** TASK **
The records below should be written out again, exactly.

** LISTED ENTRIES **
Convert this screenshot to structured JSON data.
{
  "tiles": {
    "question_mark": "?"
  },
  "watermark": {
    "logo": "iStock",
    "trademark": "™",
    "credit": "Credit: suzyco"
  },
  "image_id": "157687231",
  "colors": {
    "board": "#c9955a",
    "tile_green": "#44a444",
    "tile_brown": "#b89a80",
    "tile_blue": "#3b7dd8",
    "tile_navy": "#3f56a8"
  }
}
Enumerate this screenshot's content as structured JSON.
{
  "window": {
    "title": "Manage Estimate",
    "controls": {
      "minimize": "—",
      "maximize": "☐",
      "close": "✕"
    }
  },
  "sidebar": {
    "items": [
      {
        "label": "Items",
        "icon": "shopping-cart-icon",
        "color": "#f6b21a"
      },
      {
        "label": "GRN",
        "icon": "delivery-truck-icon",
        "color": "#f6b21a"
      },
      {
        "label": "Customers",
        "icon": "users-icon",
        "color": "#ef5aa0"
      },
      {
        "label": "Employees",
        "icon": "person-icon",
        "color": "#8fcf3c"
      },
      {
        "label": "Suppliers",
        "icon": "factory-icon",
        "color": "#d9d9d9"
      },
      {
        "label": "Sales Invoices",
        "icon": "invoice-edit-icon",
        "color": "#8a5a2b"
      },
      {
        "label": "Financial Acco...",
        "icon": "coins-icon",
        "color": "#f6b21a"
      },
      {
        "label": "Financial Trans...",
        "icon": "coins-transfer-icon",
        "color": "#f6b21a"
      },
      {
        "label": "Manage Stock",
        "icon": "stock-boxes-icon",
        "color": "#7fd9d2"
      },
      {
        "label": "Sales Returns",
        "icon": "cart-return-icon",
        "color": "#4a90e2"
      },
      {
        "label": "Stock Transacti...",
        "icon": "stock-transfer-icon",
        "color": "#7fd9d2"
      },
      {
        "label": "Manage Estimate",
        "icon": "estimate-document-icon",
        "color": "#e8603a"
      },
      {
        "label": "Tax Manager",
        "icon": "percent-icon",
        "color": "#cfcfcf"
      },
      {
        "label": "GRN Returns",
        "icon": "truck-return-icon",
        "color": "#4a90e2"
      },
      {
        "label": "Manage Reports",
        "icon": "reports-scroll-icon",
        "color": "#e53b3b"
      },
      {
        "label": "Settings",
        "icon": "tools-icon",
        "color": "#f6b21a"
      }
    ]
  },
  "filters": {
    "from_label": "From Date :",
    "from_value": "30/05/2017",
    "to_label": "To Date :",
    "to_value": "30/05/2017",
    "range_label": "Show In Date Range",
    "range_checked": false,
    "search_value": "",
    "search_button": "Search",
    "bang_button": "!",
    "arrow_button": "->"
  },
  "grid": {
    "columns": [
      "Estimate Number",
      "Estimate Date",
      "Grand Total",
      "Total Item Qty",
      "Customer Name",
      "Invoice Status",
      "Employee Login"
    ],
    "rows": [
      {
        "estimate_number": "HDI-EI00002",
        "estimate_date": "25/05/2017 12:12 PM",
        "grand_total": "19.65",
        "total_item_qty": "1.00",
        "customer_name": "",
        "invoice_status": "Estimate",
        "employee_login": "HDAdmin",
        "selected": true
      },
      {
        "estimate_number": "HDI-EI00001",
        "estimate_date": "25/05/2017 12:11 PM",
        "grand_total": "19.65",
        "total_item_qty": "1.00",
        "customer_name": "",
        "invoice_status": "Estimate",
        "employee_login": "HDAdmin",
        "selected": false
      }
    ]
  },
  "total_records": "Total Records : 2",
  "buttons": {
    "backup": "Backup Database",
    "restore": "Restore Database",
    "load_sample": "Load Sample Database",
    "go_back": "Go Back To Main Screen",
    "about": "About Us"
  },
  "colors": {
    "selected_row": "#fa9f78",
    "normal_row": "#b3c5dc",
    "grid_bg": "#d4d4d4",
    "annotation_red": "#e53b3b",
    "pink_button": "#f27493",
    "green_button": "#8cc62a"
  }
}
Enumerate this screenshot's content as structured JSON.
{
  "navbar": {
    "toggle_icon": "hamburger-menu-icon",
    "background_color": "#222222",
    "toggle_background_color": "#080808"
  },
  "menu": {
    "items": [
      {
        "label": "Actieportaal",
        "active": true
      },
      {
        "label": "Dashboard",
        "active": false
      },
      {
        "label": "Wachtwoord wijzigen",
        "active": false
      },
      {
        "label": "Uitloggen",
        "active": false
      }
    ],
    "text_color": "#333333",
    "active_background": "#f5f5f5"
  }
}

** FINISHED TASK **
Convert this screenshot to structured JSON data.
{
  "tiles": {
    "question_mark": "?"
  },
  "watermark": {
    "logo": "iStock",
    "trademark": "™",
    "credit": "Credit: suzyco"
  },
  "image_id": "157687231",
  "colors": {
    "board": "#c9955a",
    "tile_green": "#44a444",
    "tile_brown": "#b89a80",
    "tile_blue": "#3b7dd8",
    "tile_navy": "#3f56a8"
  }
}
Enumerate this screenshot's content as structured JSON.
{
  "window": {
    "title": "Manage Estimate",
    "controls": {
      "minimize": "—",
      "maximize": "☐",
      "close": "✕"
    }
  },
  "sidebar": {
    "items": [
      {
        "label": "Items",
        "icon": "shopping-cart-icon",
        "color": "#f6b21a"
      },
      {
        "label": "GRN",
        "icon": "delivery-truck-icon",
        "color": "#f6b21a"
      },
      {
        "label": "Customers",
        "icon": "users-icon",
        "color": "#ef5aa0"
      },
      {
        "label": "Employees",
        "icon": "person-icon",
        "color": "#8fcf3c"
      },
      {
        "label": "Suppliers",
        "icon": "factory-icon",
        "color": "#d9d9d9"
      },
      {
        "label": "Sales Invoices",
        "icon": "invoice-edit-icon",
        "color": "#8a5a2b"
      },
      {
        "label": "Financial Acco...",
        "icon": "coins-icon",
        "color": "#f6b21a"
      },
      {
        "label": "Financial Trans...",
        "icon": "coins-transfer-icon",
        "color": "#f6b21a"
      },
      {
        "label": "Manage Stock",
        "icon": "stock-boxes-icon",
        "color": "#7fd9d2"
      },
      {
        "label": "Sales Returns",
        "icon": "cart-return-icon",
        "color": "#4a90e2"
      },
      {
        "label": "Stock Transacti...",
        "icon": "stock-transfer-icon",
        "color": "#7fd9d2"
      },
      {
        "label": "Manage Estimate",
        "icon": "estimate-document-icon",
        "color": "#e8603a"
      },
      {
        "label": "Tax Manager",
        "icon": "percent-icon",
        "color": "#cfcfcf"
      },
      {
        "label": "GRN Returns",
        "icon": "truck-return-icon",
        "color": "#4a90e2"
      },
      {
        "label": "Manage Reports",
        "icon": "reports-scroll-icon",
        "color": "#e53b3b"
      },
      {
        "label": "Settings",
        "icon": "tools-icon",
        "color": "#f6b21a"
      }
    ]
  },
  "filters": {
    "from_label": "From Date :",
    "from_value": "30/05/2017",
    "to_label": "To Date :",
    "to_value": "30/05/2017",
    "range_label": "Show In Date Range",
    "range_checked": false,
    "search_value": "",
    "search_button": "Search",
    "bang_button": "!",
    "arrow_button": "->"
  },
  "grid": {
    "columns": [
      "Estimate Number",
      "Estimate Date",
      "Grand Total",
      "Total Item Qty",
      "Customer Name",
      "Invoice Status",
      "Employee Login"
    ],
    "rows": [
      {
        "estimate_number": "HDI-EI00002",
        "estimate_date": "25/05/2017 12:12 PM",
        "grand_total": "19.65",
        "total_item_qty": "1.00",
        "customer_name": "",
        "invoice_status": "Estimate",
        "employee_login": "HDAdmin",
        "selected": true
      },
      {
        "estimate_number": "HDI-EI00001",
        "estimate_date": "25/05/2017 12:11 PM",
        "grand_total": "19.65",
        "total_item_qty": "1.00",
        "customer_name": "",
        "invoice_status": "Estimate",
        "employee_login": "HDAdmin",
        "selected": false
      }
    ]
  },
  "total_records": "Total Records : 2",
  "buttons": {
    "backup": "Backup Database",
    "restore": "Restore Database",
    "load_sample": "Load Sample Database",
    "go_back": "Go Back To Main Screen",
    "about": "About Us"
  },
  "colors": {
    "selected_row": "#fa9f78",
    "normal_row": "#b3c5dc",
    "grid_bg": "#d4d4d4",
    "annotation_red": "#e53b3b",
    "pink_button": "#f27493",
    "green_button": "#8cc62a"
  }
}
Enumerate this screenshot's content as structured JSON.
{
  "navbar": {
    "toggle_icon": "hamburger-menu-icon",
    "background_color": "#222222",
    "toggle_background_color": "#080808"
  },
  "menu": {
    "items": [
      {
        "label": "Actieportaal",
        "active": true
      },
      {
        "label": "Dashboard",
        "active": false
      },
      {
        "label": "Wachtwoord wijzigen",
        "active": false
      },
      {
        "label": "Uitloggen",
        "active": false
      }
    ],
    "text_color": "#333333",
    "active_background": "#f5f5f5"
  }
}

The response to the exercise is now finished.